_WHAT YOU HAVE TO DO_: Copy the material that follows word for word and omit its pictures.
— Start of DATASET RECORDS —
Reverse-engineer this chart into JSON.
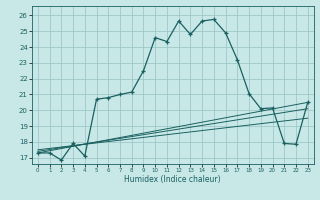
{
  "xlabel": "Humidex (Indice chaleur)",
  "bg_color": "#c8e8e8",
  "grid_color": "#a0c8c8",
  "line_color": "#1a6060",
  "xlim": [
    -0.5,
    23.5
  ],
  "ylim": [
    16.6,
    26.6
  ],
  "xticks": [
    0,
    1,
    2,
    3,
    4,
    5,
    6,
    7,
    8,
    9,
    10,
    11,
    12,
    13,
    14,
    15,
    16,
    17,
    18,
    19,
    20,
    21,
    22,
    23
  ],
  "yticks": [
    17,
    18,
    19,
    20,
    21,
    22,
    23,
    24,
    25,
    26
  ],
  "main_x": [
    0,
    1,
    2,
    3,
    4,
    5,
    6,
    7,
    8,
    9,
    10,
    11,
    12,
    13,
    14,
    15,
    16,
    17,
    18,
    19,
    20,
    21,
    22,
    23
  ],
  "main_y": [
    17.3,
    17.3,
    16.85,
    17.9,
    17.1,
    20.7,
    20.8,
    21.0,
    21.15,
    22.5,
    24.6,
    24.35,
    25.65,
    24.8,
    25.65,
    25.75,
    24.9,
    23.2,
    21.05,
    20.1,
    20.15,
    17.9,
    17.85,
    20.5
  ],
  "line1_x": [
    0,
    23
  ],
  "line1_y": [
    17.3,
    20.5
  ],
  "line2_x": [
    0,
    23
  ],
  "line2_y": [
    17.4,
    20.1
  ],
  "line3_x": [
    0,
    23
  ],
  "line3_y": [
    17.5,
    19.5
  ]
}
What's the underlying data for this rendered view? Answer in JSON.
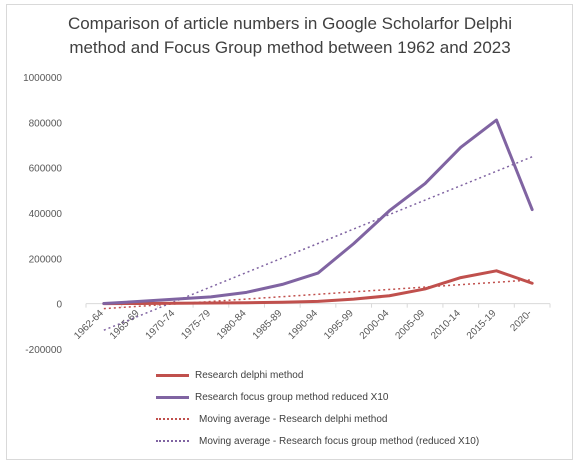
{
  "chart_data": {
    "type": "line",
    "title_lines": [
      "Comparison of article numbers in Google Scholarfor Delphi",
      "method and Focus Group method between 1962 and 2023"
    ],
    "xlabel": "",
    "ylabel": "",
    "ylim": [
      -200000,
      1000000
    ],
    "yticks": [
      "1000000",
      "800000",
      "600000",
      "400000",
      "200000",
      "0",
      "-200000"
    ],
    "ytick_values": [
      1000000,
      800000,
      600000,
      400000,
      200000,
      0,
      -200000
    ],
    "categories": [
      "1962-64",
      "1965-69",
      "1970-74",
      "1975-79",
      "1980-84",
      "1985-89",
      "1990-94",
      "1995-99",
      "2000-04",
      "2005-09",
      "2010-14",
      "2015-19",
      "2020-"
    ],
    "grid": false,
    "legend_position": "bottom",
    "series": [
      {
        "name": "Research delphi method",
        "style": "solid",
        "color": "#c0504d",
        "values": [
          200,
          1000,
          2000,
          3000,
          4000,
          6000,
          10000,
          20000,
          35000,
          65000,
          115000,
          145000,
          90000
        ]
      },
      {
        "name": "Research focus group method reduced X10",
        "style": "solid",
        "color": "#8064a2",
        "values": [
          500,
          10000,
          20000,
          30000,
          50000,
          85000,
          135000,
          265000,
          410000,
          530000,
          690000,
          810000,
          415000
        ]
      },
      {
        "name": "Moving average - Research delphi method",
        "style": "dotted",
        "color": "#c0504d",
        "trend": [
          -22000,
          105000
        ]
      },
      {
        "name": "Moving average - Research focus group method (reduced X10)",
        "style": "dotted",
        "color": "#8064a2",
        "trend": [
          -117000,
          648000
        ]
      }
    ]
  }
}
— End of DATASET RECORDS —
_CORRECT ANSWER_:
Reverse-engineer this chart into JSON.
{
  "xlabel": "Humidex (Indice chaleur)",
  "bg_color": "#c8e8e8",
  "grid_color": "#a0c8c8",
  "line_color": "#1a6060",
  "xlim": [
    -0.5,
    23.5
  ],
  "ylim": [
    16.6,
    26.6
  ],
  "xticks": [
    0,
    1,
    2,
    3,
    4,
    5,
    6,
    7,
    8,
    9,
    10,
    11,
    12,
    13,
    14,
    15,
    16,
    17,
    18,
    19,
    20,
    21,
    22,
    23
  ],
  "yticks": [
    17,
    18,
    19,
    20,
    21,
    22,
    23,
    24,
    25,
    26
  ],
  "main_x": [
    0,
    1,
    2,
    3,
    4,
    5,
    6,
    7,
    8,
    9,
    10,
    11,
    12,
    13,
    14,
    15,
    16,
    17,
    18,
    19,
    20,
    21,
    22,
    23
  ],
  "main_y": [
    17.3,
    17.3,
    16.85,
    17.9,
    17.1,
    20.7,
    20.8,
    21.0,
    21.15,
    22.5,
    24.6,
    24.35,
    25.65,
    24.8,
    25.65,
    25.75,
    24.9,
    23.2,
    21.05,
    20.1,
    20.15,
    17.9,
    17.85,
    20.5
  ],
  "line1_x": [
    0,
    23
  ],
  "line1_y": [
    17.3,
    20.5
  ],
  "line2_x": [
    0,
    23
  ],
  "line2_y": [
    17.4,
    20.1
  ],
  "line3_x": [
    0,
    23
  ],
  "line3_y": [
    17.5,
    19.5
  ]
}
What's the underlying data for this rendered view? Answer in JSON.
{
  "chart_data": {
    "type": "line",
    "title_lines": [
      "Comparison of article numbers in Google Scholarfor Delphi",
      "method and Focus Group method between 1962 and 2023"
    ],
    "xlabel": "",
    "ylabel": "",
    "ylim": [
      -200000,
      1000000
    ],
    "yticks": [
      "1000000",
      "800000",
      "600000",
      "400000",
      "200000",
      "0",
      "-200000"
    ],
    "ytick_values": [
      1000000,
      800000,
      600000,
      400000,
      200000,
      0,
      -200000
    ],
    "categories": [
      "1962-64",
      "1965-69",
      "1970-74",
      "1975-79",
      "1980-84",
      "1985-89",
      "1990-94",
      "1995-99",
      "2000-04",
      "2005-09",
      "2010-14",
      "2015-19",
      "2020-"
    ],
    "grid": false,
    "legend_position": "bottom",
    "series": [
      {
        "name": "Research delphi method",
        "style": "solid",
        "color": "#c0504d",
        "values": [
          200,
          1000,
          2000,
          3000,
          4000,
          6000,
          10000,
          20000,
          35000,
          65000,
          115000,
          145000,
          90000
        ]
      },
      {
        "name": "Research focus group method reduced X10",
        "style": "solid",
        "color": "#8064a2",
        "values": [
          500,
          10000,
          20000,
          30000,
          50000,
          85000,
          135000,
          265000,
          410000,
          530000,
          690000,
          810000,
          415000
        ]
      },
      {
        "name": "Moving average - Research delphi method",
        "style": "dotted",
        "color": "#c0504d",
        "trend": [
          -22000,
          105000
        ]
      },
      {
        "name": "Moving average - Research focus group method (reduced X10)",
        "style": "dotted",
        "color": "#8064a2",
        "trend": [
          -117000,
          648000
        ]
      }
    ]
  }
}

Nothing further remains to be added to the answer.